## BEGIN PROVIDED INFORMATION

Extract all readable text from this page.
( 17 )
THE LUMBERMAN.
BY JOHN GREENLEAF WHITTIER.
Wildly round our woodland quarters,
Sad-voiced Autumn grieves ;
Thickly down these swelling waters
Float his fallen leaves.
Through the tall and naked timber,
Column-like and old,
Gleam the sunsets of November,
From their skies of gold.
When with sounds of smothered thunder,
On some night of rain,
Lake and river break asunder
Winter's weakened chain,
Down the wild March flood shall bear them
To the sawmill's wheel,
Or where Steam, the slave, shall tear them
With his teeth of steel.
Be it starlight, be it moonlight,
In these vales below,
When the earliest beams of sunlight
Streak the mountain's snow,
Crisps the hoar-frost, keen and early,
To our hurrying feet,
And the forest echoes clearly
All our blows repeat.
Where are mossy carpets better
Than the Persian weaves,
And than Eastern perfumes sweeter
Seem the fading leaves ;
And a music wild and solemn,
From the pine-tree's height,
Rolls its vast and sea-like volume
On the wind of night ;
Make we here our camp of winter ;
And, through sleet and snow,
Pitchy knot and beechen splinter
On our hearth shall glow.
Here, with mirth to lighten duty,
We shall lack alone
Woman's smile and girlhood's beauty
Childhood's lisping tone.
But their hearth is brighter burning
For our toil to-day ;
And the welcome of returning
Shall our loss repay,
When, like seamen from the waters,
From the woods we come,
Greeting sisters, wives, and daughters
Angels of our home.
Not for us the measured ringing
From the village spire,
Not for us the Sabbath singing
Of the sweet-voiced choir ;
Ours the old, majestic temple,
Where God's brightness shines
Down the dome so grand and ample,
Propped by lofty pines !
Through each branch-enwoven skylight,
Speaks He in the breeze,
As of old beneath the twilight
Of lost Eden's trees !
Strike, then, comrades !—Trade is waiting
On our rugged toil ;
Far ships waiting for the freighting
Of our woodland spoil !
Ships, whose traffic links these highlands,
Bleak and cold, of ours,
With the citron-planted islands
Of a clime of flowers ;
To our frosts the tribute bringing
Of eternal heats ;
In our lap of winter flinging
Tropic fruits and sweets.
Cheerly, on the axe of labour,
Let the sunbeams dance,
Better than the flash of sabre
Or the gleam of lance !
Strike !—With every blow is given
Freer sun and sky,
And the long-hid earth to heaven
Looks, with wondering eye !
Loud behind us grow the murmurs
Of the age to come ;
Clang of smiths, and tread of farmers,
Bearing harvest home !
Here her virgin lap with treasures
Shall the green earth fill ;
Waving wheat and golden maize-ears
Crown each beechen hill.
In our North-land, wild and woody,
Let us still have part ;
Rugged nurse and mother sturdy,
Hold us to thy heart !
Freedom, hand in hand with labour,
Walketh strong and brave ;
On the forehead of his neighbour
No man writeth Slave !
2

## END PROVIDED INFORMATION

### EXERCISE DESCRIPTION
Please set down each line of the records exactly as given.

### FULL OUTPUT
Extract all readable text from this page.
( 17 )
THE LUMBERMAN.
BY JOHN GREENLEAF WHITTIER.
Wildly round our woodland quarters,
Sad-voiced Autumn grieves ;
Thickly down these swelling waters
Float his fallen leaves.
Through the tall and naked timber,
Column-like and old,
Gleam the sunsets of November,
From their skies of gold.
When with sounds of smothered thunder,
On some night of rain,
Lake and river break asunder
Winter's weakened chain,
Down the wild March flood shall bear them
To the sawmill's wheel,
Or where Steam, the slave, shall tear them
With his teeth of steel.
Be it starlight, be it moonlight,
In these vales below,
When the earliest beams of sunlight
Streak the mountain's snow,
Crisps the hoar-frost, keen and early,
To our hurrying feet,
And the forest echoes clearly
All our blows repeat.
Where are mossy carpets better
Than the Persian weaves,
And than Eastern perfumes sweeter
Seem the fading leaves ;
And a music wild and solemn,
From the pine-tree's height,
Rolls its vast and sea-like volume
On the wind of night ;
Make we here our camp of winter ;
And, through sleet and snow,
Pitchy knot and beechen splinter
On our hearth shall glow.
Here, with mirth to lighten duty,
We shall lack alone
Woman's smile and girlhood's beauty
Childhood's lisping tone.
But their hearth is brighter burning
For our toil to-day ;
And the welcome of returning
Shall our loss repay,
When, like seamen from the waters,
From the woods we come,
Greeting sisters, wives, and daughters
Angels of our home.
Not for us the measured ringing
From the village spire,
Not for us the Sabbath singing
Of the sweet-voiced choir ;
Ours the old, majestic temple,
Where God's brightness shines
Down the dome so grand and ample,
Propped by lofty pines !
Through each branch-enwoven skylight,
Speaks He in the breeze,
As of old beneath the twilight
Of lost Eden's trees !
Strike, then, comrades !—Trade is waiting
On our rugged toil ;
Far ships waiting for the freighting
Of our woodland spoil !
Ships, whose traffic links these highlands,
Bleak and cold, of ours,
With the citron-planted islands
Of a clime of flowers ;
To our frosts the tribute bringing
Of eternal heats ;
In our lap of winter flinging
Tropic fruits and sweets.
Cheerly, on the axe of labour,
Let the sunbeams dance,
Better than the flash of sabre
Or the gleam of lance !
Strike !—With every blow is given
Freer sun and sky,
And the long-hid earth to heaven
Looks, with wondering eye !
Loud behind us grow the murmurs
Of the age to come ;
Clang of smiths, and tread of farmers,
Bearing harvest home !
Here her virgin lap with treasures
Shall the green earth fill ;
Waving wheat and golden maize-ears
Crown each beechen hill.
In our North-land, wild and woody,
Let us still have part ;
Rugged nurse and mother sturdy,
Hold us to thy heart !
Freedom, hand in hand with labour,
Walketh strong and brave ;
On the forehead of his neighbour
No man writeth Slave !
2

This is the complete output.